**What is required**. Repeat the material exactly, leaving nothing out.
++++
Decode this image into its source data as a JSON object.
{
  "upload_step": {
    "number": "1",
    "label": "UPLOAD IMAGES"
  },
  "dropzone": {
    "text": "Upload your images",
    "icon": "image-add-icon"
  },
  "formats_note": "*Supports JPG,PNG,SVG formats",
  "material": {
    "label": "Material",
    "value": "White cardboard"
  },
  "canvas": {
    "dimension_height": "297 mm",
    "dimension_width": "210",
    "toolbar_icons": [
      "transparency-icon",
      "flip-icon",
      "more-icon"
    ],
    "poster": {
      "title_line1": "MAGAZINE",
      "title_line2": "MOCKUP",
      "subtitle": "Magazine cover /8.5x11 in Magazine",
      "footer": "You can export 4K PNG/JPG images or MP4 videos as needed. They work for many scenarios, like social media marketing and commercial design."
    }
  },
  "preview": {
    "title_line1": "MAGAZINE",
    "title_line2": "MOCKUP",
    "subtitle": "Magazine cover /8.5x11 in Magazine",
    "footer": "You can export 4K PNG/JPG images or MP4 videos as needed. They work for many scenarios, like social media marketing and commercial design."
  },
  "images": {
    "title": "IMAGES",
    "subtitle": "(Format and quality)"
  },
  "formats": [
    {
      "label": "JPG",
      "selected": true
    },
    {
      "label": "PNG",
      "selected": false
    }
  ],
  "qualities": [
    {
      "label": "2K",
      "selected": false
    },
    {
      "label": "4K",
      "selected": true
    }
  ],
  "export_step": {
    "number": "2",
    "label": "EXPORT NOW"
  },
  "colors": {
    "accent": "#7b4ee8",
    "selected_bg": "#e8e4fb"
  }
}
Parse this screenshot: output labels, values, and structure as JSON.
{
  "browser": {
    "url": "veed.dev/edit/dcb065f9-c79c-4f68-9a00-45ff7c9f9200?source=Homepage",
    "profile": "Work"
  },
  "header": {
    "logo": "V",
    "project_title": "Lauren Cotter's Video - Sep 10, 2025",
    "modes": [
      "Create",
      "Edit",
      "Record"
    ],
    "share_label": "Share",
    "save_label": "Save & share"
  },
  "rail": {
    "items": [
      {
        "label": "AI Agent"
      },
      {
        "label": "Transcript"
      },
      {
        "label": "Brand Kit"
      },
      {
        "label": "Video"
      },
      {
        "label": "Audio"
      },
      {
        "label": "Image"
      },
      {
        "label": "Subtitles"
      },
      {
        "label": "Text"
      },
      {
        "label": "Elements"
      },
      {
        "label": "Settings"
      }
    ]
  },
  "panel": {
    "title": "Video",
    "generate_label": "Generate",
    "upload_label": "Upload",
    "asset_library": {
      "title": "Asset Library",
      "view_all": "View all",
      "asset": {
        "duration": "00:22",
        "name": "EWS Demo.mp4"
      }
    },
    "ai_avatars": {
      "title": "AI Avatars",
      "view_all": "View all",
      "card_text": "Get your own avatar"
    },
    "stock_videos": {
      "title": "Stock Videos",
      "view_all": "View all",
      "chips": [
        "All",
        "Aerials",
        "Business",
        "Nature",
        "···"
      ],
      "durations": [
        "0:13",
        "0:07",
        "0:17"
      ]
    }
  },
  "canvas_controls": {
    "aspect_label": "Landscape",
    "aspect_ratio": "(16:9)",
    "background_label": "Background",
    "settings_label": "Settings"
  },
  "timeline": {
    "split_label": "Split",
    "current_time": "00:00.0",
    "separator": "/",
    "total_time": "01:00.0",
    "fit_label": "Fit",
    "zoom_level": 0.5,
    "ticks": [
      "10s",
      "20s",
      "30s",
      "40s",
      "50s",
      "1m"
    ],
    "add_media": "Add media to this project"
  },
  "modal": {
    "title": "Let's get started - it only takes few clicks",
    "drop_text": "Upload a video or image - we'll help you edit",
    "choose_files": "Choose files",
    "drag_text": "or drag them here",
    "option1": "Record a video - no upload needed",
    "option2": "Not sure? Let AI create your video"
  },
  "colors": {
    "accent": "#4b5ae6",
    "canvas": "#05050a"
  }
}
++++
**Correct result**.
Decode this image into its source data as a JSON object.
{
  "upload_step": {
    "number": "1",
    "label": "UPLOAD IMAGES"
  },
  "dropzone": {
    "text": "Upload your images",
    "icon": "image-add-icon"
  },
  "formats_note": "*Supports JPG,PNG,SVG formats",
  "material": {
    "label": "Material",
    "value": "White cardboard"
  },
  "canvas": {
    "dimension_height": "297 mm",
    "dimension_width": "210",
    "toolbar_icons": [
      "transparency-icon",
      "flip-icon",
      "more-icon"
    ],
    "poster": {
      "title_line1": "MAGAZINE",
      "title_line2": "MOCKUP",
      "subtitle": "Magazine cover /8.5x11 in Magazine",
      "footer": "You can export 4K PNG/JPG images or MP4 videos as needed. They work for many scenarios, like social media marketing and commercial design."
    }
  },
  "preview": {
    "title_line1": "MAGAZINE",
    "title_line2": "MOCKUP",
    "subtitle": "Magazine cover /8.5x11 in Magazine",
    "footer": "You can export 4K PNG/JPG images or MP4 videos as needed. They work for many scenarios, like social media marketing and commercial design."
  },
  "images": {
    "title": "IMAGES",
    "subtitle": "(Format and quality)"
  },
  "formats": [
    {
      "label": "JPG",
      "selected": true
    },
    {
      "label": "PNG",
      "selected": false
    }
  ],
  "qualities": [
    {
      "label": "2K",
      "selected": false
    },
    {
      "label": "4K",
      "selected": true
    }
  ],
  "export_step": {
    "number": "2",
    "label": "EXPORT NOW"
  },
  "colors": {
    "accent": "#7b4ee8",
    "selected_bg": "#e8e4fb"
  }
}
Parse this screenshot: output labels, values, and structure as JSON.
{
  "browser": {
    "url": "veed.dev/edit/dcb065f9-c79c-4f68-9a00-45ff7c9f9200?source=Homepage",
    "profile": "Work"
  },
  "header": {
    "logo": "V",
    "project_title": "Lauren Cotter's Video - Sep 10, 2025",
    "modes": [
      "Create",
      "Edit",
      "Record"
    ],
    "share_label": "Share",
    "save_label": "Save & share"
  },
  "rail": {
    "items": [
      {
        "label": "AI Agent"
      },
      {
        "label": "Transcript"
      },
      {
        "label": "Brand Kit"
      },
      {
        "label": "Video"
      },
      {
        "label": "Audio"
      },
      {
        "label": "Image"
      },
      {
        "label": "Subtitles"
      },
      {
        "label": "Text"
      },
      {
        "label": "Elements"
      },
      {
        "label": "Settings"
      }
    ]
  },
  "panel": {
    "title": "Video",
    "generate_label": "Generate",
    "upload_label": "Upload",
    "asset_library": {
      "title": "Asset Library",
      "view_all": "View all",
      "asset": {
        "duration": "00:22",
        "name": "EWS Demo.mp4"
      }
    },
    "ai_avatars": {
      "title": "AI Avatars",
      "view_all": "View all",
      "card_text": "Get your own avatar"
    },
    "stock_videos": {
      "title": "Stock Videos",
      "view_all": "View all",
      "chips": [
        "All",
        "Aerials",
        "Business",
        "Nature",
        "···"
      ],
      "durations": [
        "0:13",
        "0:07",
        "0:17"
      ]
    }
  },
  "canvas_controls": {
    "aspect_label": "Landscape",
    "aspect_ratio": "(16:9)",
    "background_label": "Background",
    "settings_label": "Settings"
  },
  "timeline": {
    "split_label": "Split",
    "current_time": "00:00.0",
    "separator": "/",
    "total_time": "01:00.0",
    "fit_label": "Fit",
    "zoom_level": 0.5,
    "ticks": [
      "10s",
      "20s",
      "30s",
      "40s",
      "50s",
      "1m"
    ],
    "add_media": "Add media to this project"
  },
  "modal": {
    "title": "Let's get started - it only takes few clicks",
    "drop_text": "Upload a video or image - we'll help you edit",
    "choose_files": "Choose files",
    "drag_text": "or drag them here",
    "option1": "Record a video - no upload needed",
    "option2": "Not sure? Let AI create your video"
  },
  "colors": {
    "accent": "#4b5ae6",
    "canvas": "#05050a"
  }
}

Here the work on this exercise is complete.